• **参考文段**:
++++++++++

2.3 不同处理对黄树莓苗木增殖的影响 将伸长的茎梢切成茎段，单芽茎段转入增殖培养基。对不同处理增殖培养35 d的试管苗进行极差分析，结果表明，对于株高影响最大的因素是GA3(B)，说明赤霉素的含量直接影响试管苗的向上生长速度，在该试验所选定的浓度范围内，试管苗的株高随赤霉素含量的升高而增加;6-BA(A)是影响试管苗增殖培养的主要因素，且在该试验所选定的浓度范围内，试管苗的增殖分化数随6-BA含量的增加而增加。方差分析结果表明，A、B、C因素间差异极显著(P＜0.01)。植株上部生长情况的多重比较结果显示，以处理③培养的试管苗向高生长最快，且处理间差异显著;以处理⑧培养的试管苗分化增殖苗数最多，且与其他处理间差异显著(P＜0.05)。对于分化增殖培养而言，在保证试管苗增殖率的前提下，应选择苗木生长旺盛的处理。因此，选择培养基(即处理⑧)MS+6-BA 2.0 mg/L+GA30.5 mg/L+NAA 0.05 mg/L 为黄树莓的分化增殖培养基，分化苗数较多，植株生长健壮(表3)。

++++++++++

• **任务说明**: 请从上方黄树莓增殖文段中原样摘录自“2.3 不同处理对黄树莓苗木增殖的影响 将伸长的茎梢切成茎段，单芽茎段转入增殖培养基。对不同处理增殖培养35”起至“0.05 mg/L 为黄树莓的分化增殖培养基，分化苗数较多，植株生长健壮(表3)。”止的这一段文字。 以下记录取自另一来源。

++++++++++

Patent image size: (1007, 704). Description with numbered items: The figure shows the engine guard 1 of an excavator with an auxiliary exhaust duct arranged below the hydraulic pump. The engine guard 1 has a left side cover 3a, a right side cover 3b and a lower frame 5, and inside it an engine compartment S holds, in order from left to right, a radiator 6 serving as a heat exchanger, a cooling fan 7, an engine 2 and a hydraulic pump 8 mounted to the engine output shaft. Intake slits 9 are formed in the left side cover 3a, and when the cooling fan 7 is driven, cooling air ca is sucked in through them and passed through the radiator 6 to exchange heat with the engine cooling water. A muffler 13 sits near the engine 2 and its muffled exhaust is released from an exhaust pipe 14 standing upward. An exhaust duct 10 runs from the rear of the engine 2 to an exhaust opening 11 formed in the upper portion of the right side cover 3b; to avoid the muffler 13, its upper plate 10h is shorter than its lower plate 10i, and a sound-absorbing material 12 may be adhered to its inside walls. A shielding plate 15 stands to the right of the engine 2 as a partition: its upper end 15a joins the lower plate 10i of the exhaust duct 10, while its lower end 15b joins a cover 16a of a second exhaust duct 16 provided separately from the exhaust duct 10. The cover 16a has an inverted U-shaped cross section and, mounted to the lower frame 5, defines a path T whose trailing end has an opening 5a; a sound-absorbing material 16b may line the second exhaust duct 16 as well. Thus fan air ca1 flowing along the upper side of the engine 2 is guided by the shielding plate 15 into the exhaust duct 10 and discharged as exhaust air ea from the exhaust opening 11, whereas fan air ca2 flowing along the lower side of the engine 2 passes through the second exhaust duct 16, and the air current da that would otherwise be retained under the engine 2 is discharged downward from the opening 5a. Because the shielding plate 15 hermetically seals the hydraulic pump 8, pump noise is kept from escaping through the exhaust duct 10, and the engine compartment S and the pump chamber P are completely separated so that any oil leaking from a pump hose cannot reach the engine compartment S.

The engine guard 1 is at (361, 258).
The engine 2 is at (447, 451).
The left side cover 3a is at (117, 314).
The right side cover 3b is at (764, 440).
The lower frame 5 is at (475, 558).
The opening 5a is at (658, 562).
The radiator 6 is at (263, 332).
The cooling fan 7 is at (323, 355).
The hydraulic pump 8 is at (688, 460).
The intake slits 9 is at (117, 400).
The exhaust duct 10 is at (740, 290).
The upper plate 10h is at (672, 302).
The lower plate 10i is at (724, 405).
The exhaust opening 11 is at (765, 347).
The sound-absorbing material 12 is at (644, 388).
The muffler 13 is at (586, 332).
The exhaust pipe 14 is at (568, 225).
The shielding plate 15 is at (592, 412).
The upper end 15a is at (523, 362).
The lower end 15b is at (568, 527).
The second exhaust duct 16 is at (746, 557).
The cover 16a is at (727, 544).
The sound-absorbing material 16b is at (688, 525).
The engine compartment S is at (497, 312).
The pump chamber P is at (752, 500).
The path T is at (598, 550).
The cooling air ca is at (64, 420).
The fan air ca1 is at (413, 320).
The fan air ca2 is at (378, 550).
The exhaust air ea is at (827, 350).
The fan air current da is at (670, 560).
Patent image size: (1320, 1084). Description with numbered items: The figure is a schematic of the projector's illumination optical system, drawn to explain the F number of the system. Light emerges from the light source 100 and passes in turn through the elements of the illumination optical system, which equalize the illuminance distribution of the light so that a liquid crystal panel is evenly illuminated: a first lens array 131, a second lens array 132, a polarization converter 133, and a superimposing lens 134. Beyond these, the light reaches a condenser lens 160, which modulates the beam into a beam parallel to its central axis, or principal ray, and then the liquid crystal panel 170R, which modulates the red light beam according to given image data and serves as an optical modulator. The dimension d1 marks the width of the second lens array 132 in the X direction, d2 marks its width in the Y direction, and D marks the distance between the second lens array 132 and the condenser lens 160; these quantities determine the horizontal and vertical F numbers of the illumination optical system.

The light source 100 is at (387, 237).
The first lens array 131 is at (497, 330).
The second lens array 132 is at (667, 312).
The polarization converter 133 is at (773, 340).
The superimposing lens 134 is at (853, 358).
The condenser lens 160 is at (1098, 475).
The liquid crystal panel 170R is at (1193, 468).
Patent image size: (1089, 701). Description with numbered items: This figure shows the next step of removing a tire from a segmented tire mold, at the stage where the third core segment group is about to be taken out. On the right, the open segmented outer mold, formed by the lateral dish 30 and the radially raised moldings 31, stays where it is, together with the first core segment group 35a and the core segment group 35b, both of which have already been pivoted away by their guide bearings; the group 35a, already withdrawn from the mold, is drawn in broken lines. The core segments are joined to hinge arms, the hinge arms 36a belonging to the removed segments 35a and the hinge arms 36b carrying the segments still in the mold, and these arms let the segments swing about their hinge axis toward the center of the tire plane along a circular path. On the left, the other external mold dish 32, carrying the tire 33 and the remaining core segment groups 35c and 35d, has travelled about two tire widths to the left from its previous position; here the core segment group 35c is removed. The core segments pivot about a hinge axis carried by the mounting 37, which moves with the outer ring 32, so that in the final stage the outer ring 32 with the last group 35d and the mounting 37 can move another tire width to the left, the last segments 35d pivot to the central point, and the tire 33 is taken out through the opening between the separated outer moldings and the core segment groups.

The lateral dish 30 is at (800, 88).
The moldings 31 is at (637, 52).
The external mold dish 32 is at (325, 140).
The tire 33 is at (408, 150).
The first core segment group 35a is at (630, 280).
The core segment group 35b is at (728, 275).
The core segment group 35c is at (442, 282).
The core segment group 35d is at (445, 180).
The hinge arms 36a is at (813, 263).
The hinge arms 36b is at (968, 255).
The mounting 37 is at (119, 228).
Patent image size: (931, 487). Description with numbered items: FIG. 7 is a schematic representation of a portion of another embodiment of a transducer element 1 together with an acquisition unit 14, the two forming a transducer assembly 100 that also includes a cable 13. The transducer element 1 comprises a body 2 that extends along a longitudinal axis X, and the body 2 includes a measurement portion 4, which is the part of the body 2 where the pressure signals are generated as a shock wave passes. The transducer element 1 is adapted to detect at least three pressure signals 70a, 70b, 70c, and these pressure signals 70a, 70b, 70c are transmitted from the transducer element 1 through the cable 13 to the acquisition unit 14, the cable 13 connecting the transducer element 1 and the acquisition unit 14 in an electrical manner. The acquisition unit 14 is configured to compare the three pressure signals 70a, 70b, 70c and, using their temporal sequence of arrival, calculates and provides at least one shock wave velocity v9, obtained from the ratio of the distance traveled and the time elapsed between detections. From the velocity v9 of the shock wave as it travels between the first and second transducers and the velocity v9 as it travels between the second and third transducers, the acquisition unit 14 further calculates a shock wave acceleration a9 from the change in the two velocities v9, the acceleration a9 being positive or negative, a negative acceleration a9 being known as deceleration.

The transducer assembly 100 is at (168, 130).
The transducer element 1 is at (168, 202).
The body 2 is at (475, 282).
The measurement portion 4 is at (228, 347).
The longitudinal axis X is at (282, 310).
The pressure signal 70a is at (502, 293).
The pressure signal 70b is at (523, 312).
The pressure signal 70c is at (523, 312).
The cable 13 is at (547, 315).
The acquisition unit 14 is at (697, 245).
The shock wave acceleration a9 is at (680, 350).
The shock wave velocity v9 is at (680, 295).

++++++++++

• **本题答案**:
2.3 不同处理对黄树莓苗木增殖的影响 将伸长的茎梢切成茎段，单芽茎段转入增殖培养基。对不同处理增殖培养35 d的试管苗进行极差分析，结果表明，对于株高影响最大的因素是GA3(B)，说明赤霉素的含量直接影响试管苗的向上生长速度，在该试验所选定的浓度范围内，试管苗的株高随赤霉素含量的升高而增加;6-BA(A)是影响试管苗增殖培养的主要因素，且在该试验所选定的浓度范围内，试管苗的增殖分化数随6-BA含量的增加而增加。方差分析结果表明，A、B、C因素间差异极显著(P＜0.01)。植株上部生长情况的多重比较结果显示，以处理③培养的试管苗向高生长最快，且处理间差异显著;以处理⑧培养的试管苗分化增殖苗数最多，且与其他处理间差异显著(P＜0.05)。对于分化增殖培养而言，在保证试管苗增殖率的前提下，应选择苗木生长旺盛的处理。因此，选择培养基(即处理⑧)MS+6-BA 2.0 mg/L+GA30.5 mg/L+NAA 0.05 mg/L 为黄树莓的分化增殖培养基，分化苗数较多，植株生长健壮(表3)。